-- start of EXCERPTED RECORDS --
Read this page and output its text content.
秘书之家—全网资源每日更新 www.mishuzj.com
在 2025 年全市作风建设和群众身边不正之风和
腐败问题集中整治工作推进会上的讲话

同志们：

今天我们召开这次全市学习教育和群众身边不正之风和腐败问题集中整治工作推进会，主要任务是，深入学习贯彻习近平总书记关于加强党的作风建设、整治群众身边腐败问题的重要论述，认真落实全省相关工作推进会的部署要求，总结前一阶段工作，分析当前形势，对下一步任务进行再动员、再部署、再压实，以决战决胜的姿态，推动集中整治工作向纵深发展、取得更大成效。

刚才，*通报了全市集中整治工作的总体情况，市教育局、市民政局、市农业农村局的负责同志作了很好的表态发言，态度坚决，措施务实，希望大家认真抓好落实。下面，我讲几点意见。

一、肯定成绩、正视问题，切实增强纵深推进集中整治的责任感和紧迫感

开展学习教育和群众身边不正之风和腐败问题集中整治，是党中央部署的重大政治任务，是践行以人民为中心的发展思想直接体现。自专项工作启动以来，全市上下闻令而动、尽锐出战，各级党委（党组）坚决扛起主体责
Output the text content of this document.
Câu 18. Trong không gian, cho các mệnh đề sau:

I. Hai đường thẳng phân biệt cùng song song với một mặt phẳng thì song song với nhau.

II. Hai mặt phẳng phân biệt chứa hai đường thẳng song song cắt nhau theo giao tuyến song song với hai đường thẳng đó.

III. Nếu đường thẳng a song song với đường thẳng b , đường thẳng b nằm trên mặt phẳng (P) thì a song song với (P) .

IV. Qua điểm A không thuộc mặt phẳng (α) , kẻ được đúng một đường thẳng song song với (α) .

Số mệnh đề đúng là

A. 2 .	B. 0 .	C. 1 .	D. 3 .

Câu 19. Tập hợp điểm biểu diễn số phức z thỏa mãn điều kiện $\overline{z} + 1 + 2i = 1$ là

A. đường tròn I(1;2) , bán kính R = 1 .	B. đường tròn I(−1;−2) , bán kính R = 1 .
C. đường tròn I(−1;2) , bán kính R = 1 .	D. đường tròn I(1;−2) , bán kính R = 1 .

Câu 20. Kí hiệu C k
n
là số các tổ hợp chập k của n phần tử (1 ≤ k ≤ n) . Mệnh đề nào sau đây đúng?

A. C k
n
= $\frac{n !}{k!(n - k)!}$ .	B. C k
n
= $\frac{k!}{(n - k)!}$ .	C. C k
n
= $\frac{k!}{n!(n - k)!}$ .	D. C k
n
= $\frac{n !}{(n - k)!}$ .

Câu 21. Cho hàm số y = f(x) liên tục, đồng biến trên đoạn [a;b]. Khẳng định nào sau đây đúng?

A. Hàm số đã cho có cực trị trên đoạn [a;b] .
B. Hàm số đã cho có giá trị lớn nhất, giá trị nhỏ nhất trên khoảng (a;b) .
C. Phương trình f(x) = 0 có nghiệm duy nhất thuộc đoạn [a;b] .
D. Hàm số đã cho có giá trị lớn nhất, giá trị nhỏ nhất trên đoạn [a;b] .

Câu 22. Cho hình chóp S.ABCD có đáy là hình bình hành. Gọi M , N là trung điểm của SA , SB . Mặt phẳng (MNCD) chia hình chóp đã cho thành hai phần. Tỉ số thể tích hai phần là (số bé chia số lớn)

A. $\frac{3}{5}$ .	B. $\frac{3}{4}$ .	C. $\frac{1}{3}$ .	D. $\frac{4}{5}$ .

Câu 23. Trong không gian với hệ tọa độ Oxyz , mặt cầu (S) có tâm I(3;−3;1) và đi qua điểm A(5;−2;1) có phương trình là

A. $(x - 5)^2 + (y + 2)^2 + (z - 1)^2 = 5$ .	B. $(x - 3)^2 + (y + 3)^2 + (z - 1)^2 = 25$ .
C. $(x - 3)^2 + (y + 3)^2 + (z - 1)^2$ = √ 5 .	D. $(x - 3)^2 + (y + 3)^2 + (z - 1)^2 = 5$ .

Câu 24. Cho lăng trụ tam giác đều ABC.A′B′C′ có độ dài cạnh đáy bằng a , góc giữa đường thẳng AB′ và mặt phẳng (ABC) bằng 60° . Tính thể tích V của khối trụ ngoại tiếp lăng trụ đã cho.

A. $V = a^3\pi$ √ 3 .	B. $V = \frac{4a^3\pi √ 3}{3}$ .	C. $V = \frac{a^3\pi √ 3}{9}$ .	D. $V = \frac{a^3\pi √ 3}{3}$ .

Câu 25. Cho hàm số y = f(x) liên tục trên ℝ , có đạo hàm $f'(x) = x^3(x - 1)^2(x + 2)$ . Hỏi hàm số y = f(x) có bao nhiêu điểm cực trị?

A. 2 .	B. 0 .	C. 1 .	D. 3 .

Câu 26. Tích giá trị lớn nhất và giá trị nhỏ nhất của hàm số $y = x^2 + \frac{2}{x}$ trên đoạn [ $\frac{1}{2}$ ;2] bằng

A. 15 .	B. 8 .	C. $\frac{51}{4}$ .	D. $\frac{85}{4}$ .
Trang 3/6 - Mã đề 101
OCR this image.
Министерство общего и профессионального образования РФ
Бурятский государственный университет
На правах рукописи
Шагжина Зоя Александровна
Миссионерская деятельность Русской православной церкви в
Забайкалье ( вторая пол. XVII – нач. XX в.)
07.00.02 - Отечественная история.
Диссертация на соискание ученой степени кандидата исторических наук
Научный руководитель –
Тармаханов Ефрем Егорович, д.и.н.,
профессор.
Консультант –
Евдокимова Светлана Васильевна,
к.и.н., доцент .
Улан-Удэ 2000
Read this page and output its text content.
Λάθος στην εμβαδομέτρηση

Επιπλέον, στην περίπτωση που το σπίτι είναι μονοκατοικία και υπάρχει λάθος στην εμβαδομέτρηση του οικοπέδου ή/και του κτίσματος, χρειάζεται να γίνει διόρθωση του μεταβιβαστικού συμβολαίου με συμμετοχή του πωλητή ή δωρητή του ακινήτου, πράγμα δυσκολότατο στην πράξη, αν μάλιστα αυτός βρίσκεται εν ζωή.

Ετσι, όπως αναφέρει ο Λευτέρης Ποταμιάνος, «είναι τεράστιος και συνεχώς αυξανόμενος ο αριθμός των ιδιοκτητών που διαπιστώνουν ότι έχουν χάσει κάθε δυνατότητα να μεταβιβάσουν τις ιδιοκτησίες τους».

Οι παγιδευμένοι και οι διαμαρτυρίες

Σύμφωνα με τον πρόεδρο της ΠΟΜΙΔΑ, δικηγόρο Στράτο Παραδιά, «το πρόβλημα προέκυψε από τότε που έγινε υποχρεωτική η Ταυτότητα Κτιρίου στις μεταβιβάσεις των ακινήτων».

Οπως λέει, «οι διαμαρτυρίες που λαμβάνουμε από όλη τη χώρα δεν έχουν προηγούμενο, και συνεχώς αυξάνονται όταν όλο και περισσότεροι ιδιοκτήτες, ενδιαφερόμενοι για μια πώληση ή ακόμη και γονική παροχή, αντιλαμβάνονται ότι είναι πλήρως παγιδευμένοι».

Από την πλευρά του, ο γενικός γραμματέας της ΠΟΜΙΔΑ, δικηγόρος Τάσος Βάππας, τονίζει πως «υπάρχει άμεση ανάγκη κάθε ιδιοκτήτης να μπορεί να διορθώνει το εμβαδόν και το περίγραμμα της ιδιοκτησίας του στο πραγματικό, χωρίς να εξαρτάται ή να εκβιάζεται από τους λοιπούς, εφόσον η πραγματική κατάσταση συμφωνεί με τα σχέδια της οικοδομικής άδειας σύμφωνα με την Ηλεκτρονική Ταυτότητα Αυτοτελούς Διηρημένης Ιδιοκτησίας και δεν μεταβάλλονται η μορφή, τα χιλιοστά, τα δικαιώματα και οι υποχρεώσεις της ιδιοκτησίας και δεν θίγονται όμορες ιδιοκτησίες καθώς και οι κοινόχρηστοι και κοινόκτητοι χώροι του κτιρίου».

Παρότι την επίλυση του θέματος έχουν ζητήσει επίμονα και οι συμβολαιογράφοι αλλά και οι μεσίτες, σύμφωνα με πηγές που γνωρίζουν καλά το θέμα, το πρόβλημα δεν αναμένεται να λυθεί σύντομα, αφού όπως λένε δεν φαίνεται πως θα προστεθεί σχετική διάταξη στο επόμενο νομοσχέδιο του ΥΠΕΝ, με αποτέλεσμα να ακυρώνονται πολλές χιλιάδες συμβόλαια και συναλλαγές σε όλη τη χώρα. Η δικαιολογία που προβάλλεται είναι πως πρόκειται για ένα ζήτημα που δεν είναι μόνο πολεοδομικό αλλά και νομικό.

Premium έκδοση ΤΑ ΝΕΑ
-- end of EXCERPTED RECORDS --
THE PROBLEM :: All lines above containing the string "biệt" are to be collected.

ANSWER TO THE TASK ::
I. Hai đường thẳng phân biệt cùng song song với một mặt phẳng thì song song với nhau.
II. Hai mặt phẳng phân biệt chứa hai đường thẳng song song cắt nhau theo giao tuyến song song với hai đường thẳng đó.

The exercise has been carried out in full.